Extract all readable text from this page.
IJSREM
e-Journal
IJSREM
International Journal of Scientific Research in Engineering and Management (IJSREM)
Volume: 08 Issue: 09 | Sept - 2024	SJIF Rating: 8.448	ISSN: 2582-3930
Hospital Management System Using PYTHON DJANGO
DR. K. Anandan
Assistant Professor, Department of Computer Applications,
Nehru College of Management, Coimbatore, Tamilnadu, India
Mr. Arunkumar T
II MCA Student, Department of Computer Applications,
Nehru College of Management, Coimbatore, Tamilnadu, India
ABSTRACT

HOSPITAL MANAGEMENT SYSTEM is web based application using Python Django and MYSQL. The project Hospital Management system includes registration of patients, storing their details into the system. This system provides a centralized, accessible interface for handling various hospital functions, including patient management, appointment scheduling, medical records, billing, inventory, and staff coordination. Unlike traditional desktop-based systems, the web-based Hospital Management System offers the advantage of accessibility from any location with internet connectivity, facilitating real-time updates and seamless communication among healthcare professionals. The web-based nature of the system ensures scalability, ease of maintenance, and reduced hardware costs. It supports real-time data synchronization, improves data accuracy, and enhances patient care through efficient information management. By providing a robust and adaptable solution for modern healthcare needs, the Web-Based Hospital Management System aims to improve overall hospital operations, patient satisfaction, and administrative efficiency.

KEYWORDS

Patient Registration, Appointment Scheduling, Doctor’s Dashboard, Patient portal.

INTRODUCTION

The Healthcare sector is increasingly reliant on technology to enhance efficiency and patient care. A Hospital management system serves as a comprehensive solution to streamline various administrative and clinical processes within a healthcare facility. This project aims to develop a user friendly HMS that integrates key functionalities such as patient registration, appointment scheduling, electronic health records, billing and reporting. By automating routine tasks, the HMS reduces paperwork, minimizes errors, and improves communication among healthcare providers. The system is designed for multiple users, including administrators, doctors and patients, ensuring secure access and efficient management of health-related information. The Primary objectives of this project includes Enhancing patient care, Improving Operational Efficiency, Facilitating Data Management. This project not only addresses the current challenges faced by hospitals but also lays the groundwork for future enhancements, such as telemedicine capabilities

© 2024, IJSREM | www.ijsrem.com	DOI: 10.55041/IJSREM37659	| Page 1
..............................
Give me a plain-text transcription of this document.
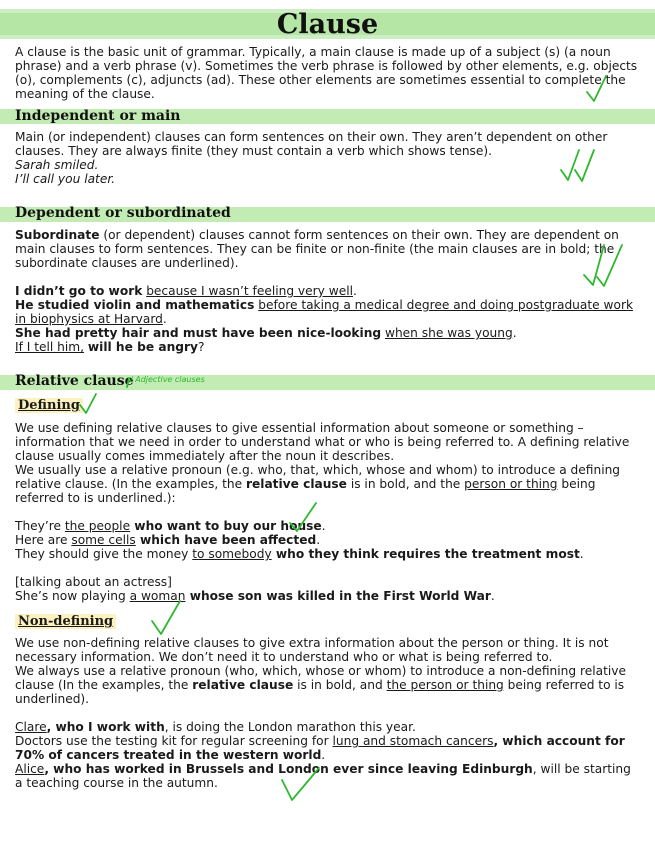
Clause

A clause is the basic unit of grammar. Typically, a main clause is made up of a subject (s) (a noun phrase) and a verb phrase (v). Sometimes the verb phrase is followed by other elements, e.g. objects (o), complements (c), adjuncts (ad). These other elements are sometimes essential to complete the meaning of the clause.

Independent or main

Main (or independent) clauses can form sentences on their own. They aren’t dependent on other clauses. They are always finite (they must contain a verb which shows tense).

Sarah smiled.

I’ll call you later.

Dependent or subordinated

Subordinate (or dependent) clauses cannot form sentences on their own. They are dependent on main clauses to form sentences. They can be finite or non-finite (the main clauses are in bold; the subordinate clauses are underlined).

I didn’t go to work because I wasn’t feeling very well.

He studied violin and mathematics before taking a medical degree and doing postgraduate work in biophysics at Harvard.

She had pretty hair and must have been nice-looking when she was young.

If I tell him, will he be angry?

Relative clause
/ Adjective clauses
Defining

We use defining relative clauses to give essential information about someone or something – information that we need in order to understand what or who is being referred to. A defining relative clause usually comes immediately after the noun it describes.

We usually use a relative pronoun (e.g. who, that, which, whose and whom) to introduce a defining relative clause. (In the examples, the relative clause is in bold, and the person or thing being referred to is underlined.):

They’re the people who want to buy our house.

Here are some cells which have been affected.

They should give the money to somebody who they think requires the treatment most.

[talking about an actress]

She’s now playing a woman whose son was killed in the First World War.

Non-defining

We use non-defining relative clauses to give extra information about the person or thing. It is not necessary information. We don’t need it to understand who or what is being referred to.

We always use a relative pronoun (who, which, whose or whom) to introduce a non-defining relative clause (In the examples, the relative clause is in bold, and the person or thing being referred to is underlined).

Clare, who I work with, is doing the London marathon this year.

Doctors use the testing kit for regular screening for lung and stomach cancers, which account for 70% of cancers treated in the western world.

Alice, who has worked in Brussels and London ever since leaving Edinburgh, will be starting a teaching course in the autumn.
..............................
Each line in the data that holds the word "examples" must be copied.

We usually use a relative pronoun (e.g. who, that, which, whose and whom) to introduce a defining relative clause. (In the examples, the relative clause is in bold, and the person or thing being referred to is underlined.):
We always use a relative pronoun (who, which, whose or whom) to introduce a non-defining relative clause (In the examples, the relative clause is in bold, and the person or thing being referred to is underlined).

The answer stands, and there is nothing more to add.